### [ЗАДАНИЕ A]
Определи, соответствуют ли тексту о друидах три утверждения. Для каждого ответь «да» или «нет» и приведи решающие слова текста точной цитатой.
(i) Согласно Цезарю, культ друидов зародился в Британии.
(ii) Экземпляр «Истории» Посейдония сохранился до наших дней.
(iii) Ливий и Плутарх упоминают три случая, когда людей сжигали заживо на форуме Боарий.

### [ТЕКСТ ДЛЯ ЧТЕНИЯ]
События достигли апогея.
Друиды были политическим фундаментом кельтского общества. Римские источники сообщают, что они были не просто религиозными функционерами, но и высшими судьями у кельтов, а их власть выходила за пределы политических границ. Согласно тому, что писал Цезарь веком раньше, культ друидов зародился в Британии24 и оттуда распространился в Галлию. Его центром была область вокруг современного Шартра. Но к тому времени, когда Цезарь 'делал свой бизнес в Галлии, центром активности друидов стал маленький островок Англси у северного побережья Уэльса25.
Клавдий уже пытался истребить друидов в Галлии26. Теперь римляне решились на хирургическое удаление сердца кельтского сопротивления, уничтожив друидов в их цитадели, на священной для них территории. Конечно же, римляне заявили, что выполняют гуманитарную миссию, поскольку друиды – о ужас, ужас! – все еще практикуют человеческие жертвоприношения. Так это было или нет – бабушка надвое сказала. Но у нас есть раннее свидетельство Посейдония (прибл. 135-50 гг. до н. э.), который путешествовал по кельтской Галлии и Иберии и был подлинным очевидцем кельтского образа жизни. Нам не известно, был ли он очевидцем человеческих жертвоприношений. Во всяком случае, он восхищался кельтами и желал представить их как благородных дикарей. Его рассказ убедительно подробен:
Друиды применяют странный и невероятный метод предсказания для наиболее важных ситуаций. Освященному для жертвы человеку вонзают небольшой нож в область над диафрагмой. После того как человек падает от нанесенной раны, они предсказывают будущее по картине его падения, конвульсиям конечностей и особенно по виду бьющей струи крови27.
Это не собственные слова Посейдония, поскольку ни одного экземпляра его «Истории» до нас не дошло. Это изложение Диодора Сицилийского, писавшего свои труды в том же столетии. У Диодора есть свое, менее восторженное, мнение о кельтах: «Дикость их натуры проявляется в их особо отвратительных религиозных обрядах. Они держат некоторых преступников взаперти до пяти лет, а затем во славу своих богов сажают их на кол и сжигают на огромном костре вместе со многими другими дарами. Пленников, захваченных на войне, они также приносят в жертву богам»28.
Напомним вам, что уж кому, но не римлянам было жаловаться насчет человеческих жертвоприношений. Ливий и Плутарх упоминают три случая, в 228, 216 и 113 гг. до н. э., когда две пары галлов и греков, в каждой – мужчина и женщина, были сожжены заживо на форуме Боарий. Такая же судьба постигала весталок, нарушивших обет целомудрия. Да и не только это. Как можно оправдать римлян, ведь дело доходило до того, что убийство ставилось на конвейер? Они, не колеблясь, тысячами распинали восставших рабов и бросали преступников на арены на растерзание диким зверям для увеселения толпы.

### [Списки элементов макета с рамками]
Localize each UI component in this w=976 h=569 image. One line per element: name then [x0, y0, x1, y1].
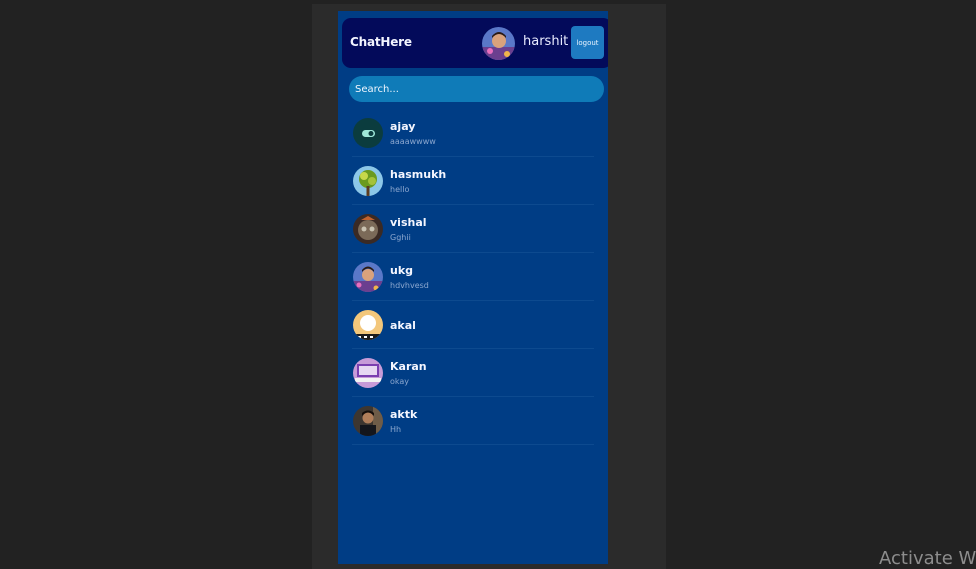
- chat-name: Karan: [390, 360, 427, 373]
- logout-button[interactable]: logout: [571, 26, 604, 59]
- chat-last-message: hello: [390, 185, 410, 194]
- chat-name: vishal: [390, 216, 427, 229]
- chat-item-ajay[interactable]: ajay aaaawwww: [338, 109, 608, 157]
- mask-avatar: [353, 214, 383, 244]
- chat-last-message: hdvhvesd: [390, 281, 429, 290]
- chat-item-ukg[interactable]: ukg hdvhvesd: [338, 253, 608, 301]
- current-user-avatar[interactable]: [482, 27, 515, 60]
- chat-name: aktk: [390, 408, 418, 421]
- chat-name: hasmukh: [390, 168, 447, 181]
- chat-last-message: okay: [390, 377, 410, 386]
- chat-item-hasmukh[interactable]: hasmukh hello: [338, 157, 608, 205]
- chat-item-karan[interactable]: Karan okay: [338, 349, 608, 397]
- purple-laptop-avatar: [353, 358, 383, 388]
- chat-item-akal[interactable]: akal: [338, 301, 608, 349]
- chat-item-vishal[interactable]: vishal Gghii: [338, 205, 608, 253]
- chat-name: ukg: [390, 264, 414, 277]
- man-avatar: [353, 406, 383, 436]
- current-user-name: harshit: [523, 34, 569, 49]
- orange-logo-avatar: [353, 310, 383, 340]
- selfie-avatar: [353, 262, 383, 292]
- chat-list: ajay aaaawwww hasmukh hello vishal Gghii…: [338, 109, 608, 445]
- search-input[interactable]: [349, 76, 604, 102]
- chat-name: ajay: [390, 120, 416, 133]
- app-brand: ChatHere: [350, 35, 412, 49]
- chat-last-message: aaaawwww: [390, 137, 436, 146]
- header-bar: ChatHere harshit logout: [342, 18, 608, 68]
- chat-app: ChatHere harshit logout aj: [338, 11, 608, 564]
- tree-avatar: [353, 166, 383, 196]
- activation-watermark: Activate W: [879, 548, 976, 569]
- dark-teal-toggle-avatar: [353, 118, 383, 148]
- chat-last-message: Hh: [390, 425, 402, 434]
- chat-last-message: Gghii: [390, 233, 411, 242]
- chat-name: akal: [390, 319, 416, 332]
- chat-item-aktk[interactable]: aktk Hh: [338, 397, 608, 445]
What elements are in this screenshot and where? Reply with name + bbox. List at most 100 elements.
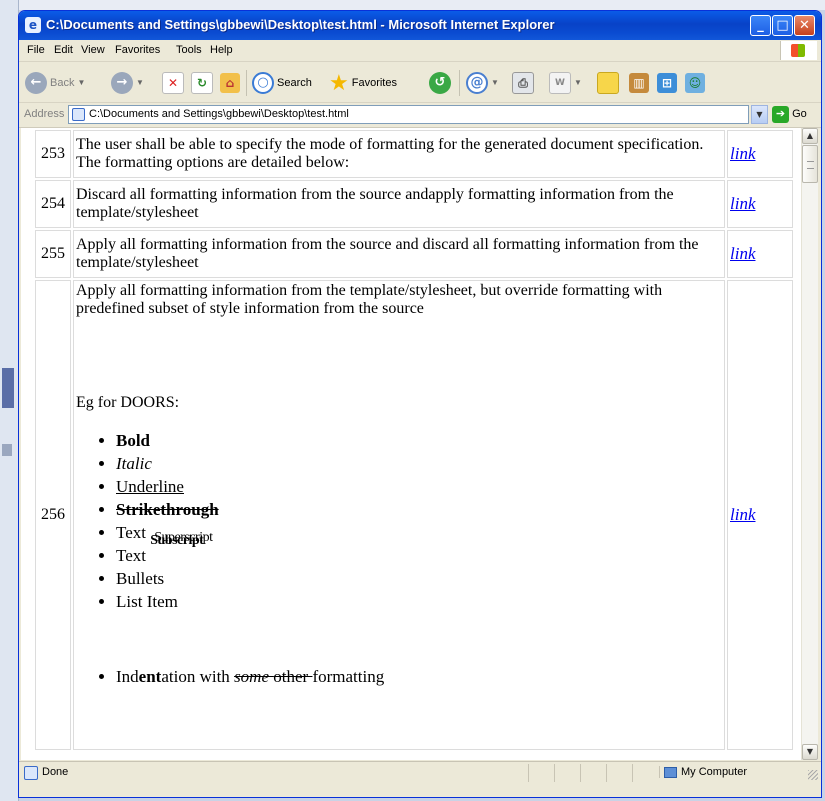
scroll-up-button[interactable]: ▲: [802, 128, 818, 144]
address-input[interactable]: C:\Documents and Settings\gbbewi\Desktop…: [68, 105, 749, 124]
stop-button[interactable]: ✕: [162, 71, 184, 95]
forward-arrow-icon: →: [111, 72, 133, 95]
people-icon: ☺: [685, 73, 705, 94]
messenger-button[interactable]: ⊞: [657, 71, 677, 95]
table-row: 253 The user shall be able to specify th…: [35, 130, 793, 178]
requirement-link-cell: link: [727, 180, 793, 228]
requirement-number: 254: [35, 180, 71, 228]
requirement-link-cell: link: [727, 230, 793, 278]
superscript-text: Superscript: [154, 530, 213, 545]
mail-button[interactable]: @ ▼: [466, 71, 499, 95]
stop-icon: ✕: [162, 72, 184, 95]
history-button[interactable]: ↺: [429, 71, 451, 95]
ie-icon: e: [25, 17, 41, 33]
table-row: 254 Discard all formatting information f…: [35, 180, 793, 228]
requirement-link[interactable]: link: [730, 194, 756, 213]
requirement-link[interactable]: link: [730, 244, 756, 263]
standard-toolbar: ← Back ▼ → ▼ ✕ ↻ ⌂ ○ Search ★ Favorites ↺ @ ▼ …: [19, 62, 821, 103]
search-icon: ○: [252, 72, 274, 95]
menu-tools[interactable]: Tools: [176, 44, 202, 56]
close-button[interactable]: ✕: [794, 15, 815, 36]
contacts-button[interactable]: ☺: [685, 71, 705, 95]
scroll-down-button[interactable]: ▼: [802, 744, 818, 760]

### [ЗАДАНИЕ B]
Пожалуйста, перепиши дословно строки из записей. Начни со строки, где есть «scroll-up-button[interactable]: ▲: [802, 128, 818, 144]», и закончи строкой, где есть «requirement-link-cell: link: [727, 230, 793, 278]», включая обе.

### [РЕЗУЛЬТАТ A]
(i) Да: «Согласно тому, что писал Цезарь веком раньше, культ друидов зародился в Британии».
(ii) Нет: «ни одного экземпляра его «Истории» до нас не дошло».
(iii) Да: «Ливий и Плутарх упоминают три случая, в 228, 216 и 113 гг. до н. э., когда две пары галлов и греков, в каждой – мужчина и женщина, были сожжены заживо на форуме Боарий».

### [РЕЗУЛЬТАТ B]
scroll-up-button[interactable]: ▲: [802, 128, 818, 144]
address-input[interactable]: C:\Documents and Settings\gbbewi\Desktop…: [68, 105, 749, 124]
stop-button[interactable]: ✕: [162, 71, 184, 95]
forward-arrow-icon: →: [111, 72, 133, 95]
people-icon: ☺: [685, 73, 705, 94]
messenger-button[interactable]: ⊞: [657, 71, 677, 95]
table-row: 253 The user shall be able to specify th…: [35, 130, 793, 178]
requirement-link-cell: link: [727, 180, 793, 228]
requirement-number: 254: [35, 180, 71, 228]
requirement-link-cell: link: [727, 230, 793, 278]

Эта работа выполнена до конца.